>> start PROVIDED DATA

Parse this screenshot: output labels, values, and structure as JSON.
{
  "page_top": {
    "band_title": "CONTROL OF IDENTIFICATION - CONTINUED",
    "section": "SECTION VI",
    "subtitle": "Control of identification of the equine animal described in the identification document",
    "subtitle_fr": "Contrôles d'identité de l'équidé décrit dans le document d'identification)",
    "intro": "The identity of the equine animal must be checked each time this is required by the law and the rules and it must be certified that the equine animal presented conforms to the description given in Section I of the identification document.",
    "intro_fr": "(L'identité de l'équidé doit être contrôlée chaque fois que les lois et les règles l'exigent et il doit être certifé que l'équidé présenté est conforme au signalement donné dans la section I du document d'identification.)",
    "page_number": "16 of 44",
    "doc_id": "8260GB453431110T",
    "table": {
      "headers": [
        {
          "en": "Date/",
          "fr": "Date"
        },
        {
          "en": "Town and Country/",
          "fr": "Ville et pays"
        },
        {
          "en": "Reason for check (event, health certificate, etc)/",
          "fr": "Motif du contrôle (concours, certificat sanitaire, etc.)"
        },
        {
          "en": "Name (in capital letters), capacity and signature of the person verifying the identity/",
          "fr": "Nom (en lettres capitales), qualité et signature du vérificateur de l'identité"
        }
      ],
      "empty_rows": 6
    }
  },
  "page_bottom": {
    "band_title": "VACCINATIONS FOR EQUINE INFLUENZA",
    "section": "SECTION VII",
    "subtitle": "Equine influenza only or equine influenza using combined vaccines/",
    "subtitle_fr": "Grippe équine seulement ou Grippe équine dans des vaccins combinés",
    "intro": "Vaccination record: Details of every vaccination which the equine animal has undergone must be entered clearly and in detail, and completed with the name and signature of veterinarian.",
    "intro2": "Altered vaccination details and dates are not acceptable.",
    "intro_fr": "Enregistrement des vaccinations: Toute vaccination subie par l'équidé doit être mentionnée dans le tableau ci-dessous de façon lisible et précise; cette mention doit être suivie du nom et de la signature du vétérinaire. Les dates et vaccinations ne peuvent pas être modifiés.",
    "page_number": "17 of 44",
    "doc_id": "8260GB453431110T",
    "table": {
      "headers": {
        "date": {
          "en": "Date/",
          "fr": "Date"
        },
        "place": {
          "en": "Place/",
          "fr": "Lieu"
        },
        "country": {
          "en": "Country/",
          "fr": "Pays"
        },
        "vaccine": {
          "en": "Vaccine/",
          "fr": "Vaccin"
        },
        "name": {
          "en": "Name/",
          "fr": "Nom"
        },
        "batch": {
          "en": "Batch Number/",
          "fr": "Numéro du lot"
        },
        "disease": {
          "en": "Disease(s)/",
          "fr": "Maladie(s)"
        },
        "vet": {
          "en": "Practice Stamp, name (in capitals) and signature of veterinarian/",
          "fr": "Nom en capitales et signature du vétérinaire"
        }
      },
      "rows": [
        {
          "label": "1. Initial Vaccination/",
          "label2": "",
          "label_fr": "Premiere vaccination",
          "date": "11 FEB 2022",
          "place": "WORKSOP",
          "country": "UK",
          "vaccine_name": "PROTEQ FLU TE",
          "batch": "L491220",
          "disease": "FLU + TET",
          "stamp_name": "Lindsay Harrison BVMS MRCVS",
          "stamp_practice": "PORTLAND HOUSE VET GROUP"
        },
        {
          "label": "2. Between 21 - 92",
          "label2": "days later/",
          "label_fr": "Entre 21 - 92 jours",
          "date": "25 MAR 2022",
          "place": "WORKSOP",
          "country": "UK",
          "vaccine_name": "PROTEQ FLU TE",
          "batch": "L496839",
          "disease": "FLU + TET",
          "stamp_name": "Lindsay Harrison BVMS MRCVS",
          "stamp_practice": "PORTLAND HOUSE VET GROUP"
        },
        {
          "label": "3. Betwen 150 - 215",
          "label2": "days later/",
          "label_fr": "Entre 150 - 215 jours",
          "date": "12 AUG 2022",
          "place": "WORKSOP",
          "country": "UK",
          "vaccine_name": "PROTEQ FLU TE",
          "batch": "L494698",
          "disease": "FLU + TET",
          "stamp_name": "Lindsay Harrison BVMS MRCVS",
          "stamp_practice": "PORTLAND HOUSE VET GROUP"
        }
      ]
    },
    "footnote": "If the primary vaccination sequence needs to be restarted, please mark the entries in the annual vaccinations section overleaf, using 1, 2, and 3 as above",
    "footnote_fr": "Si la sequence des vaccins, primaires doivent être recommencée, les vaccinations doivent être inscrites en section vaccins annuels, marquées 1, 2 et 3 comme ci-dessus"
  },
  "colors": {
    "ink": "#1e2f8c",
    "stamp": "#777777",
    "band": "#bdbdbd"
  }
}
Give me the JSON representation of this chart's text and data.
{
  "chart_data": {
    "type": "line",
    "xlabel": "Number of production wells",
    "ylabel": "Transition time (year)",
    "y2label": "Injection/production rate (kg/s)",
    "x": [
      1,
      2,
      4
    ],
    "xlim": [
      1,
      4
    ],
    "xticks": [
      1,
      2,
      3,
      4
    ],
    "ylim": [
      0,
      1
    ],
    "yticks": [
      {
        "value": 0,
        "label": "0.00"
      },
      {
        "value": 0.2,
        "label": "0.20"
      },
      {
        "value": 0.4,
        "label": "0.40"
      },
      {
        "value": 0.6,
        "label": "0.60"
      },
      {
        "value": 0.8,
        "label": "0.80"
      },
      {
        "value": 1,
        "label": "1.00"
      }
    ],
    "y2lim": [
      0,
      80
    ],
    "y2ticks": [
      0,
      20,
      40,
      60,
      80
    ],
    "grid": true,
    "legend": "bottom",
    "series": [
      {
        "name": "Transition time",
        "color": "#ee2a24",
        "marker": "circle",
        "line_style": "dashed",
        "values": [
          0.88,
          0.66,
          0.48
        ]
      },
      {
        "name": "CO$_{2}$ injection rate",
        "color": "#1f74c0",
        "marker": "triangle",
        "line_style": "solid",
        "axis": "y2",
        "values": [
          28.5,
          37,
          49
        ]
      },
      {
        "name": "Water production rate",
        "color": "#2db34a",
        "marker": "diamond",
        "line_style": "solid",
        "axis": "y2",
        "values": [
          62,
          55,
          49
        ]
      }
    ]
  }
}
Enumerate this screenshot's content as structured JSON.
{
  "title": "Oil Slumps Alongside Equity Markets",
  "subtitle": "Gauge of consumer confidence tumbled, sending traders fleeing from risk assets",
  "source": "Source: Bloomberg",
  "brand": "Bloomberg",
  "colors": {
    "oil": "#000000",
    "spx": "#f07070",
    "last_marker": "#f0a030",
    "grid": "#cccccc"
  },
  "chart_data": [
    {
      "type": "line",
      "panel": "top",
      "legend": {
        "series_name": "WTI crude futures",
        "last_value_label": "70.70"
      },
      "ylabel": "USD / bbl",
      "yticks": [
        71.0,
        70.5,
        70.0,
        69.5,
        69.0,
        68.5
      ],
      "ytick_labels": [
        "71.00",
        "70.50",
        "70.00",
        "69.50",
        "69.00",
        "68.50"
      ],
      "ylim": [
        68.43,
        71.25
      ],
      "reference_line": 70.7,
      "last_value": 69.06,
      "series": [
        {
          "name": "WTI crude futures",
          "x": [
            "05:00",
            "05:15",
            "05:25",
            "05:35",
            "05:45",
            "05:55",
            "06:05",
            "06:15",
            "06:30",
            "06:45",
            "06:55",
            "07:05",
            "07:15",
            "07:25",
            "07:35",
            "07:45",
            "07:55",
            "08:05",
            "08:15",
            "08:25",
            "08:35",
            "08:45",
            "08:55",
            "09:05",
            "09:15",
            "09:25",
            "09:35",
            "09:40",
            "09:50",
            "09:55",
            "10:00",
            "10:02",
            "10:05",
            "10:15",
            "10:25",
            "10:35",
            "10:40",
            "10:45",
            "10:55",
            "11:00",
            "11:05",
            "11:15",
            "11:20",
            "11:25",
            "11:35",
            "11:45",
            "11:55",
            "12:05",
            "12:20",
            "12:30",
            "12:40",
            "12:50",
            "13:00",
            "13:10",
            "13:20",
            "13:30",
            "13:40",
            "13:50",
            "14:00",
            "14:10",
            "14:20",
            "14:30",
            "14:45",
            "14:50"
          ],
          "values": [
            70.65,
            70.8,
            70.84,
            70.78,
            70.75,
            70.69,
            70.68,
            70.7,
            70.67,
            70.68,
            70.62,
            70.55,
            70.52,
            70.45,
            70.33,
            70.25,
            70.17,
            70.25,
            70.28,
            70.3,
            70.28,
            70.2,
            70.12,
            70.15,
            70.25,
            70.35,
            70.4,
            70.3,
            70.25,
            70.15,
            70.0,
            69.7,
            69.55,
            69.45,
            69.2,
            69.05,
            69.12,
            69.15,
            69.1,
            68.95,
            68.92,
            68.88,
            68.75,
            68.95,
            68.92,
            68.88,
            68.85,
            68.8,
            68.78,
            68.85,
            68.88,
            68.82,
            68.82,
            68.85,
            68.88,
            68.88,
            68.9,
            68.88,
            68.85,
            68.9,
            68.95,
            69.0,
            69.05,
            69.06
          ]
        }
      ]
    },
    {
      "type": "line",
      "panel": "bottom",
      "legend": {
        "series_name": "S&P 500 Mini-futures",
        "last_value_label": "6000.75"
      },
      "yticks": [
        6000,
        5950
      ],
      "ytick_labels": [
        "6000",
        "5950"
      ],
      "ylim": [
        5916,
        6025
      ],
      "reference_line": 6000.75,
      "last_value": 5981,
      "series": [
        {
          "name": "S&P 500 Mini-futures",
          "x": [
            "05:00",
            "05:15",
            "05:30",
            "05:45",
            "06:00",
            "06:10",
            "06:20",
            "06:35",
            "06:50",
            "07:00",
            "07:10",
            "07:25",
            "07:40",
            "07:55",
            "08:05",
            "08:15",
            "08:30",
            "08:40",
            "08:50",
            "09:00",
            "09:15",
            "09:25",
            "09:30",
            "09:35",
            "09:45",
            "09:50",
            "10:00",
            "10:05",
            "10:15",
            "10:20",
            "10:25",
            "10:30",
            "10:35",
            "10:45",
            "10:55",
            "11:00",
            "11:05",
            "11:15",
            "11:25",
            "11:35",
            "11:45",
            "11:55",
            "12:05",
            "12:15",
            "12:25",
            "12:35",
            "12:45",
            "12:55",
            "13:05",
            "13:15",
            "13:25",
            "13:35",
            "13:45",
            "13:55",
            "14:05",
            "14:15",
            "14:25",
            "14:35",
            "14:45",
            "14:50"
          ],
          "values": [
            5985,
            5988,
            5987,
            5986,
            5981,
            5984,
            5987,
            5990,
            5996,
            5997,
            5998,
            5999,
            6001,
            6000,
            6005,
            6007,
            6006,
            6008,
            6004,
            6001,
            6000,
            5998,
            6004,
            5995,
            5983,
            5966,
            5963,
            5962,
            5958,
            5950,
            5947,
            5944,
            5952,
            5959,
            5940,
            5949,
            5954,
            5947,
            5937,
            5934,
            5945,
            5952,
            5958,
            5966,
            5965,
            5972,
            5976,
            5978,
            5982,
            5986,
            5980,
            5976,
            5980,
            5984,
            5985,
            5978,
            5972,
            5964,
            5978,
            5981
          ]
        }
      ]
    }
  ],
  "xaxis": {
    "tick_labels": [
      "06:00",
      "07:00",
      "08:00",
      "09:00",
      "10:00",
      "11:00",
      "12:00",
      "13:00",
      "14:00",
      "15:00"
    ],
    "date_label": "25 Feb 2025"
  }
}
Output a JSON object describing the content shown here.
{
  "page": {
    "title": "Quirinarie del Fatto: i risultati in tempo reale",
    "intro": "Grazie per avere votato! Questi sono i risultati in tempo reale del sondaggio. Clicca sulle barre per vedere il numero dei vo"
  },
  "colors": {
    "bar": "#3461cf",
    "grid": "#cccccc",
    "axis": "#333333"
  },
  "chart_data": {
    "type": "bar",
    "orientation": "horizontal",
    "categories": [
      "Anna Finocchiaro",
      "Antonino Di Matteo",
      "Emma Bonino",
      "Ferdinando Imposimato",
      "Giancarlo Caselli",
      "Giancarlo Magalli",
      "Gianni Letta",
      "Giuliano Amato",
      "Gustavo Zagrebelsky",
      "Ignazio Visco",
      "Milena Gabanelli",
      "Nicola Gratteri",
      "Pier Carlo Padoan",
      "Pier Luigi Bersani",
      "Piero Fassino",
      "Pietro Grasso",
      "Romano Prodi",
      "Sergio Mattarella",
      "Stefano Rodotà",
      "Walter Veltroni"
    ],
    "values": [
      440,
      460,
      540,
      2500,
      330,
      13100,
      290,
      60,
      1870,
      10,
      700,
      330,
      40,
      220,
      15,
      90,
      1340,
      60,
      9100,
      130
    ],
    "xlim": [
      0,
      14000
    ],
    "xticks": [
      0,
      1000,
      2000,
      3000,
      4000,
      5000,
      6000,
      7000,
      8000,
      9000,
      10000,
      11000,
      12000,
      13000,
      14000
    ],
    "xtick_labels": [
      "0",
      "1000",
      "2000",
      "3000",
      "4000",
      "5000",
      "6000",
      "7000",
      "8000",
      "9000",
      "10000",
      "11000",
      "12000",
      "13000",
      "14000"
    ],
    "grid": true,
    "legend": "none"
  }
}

>> end PROVIDED DATA

- [WHAT YOU ARE ASKED TO DO]
Scan the material above for the word "ylabel". Copy each line where it occurs.

- [EXPECTED ANSWER]
    "ylabel": "Transition time (year)",
      "ylabel": "USD / bbl",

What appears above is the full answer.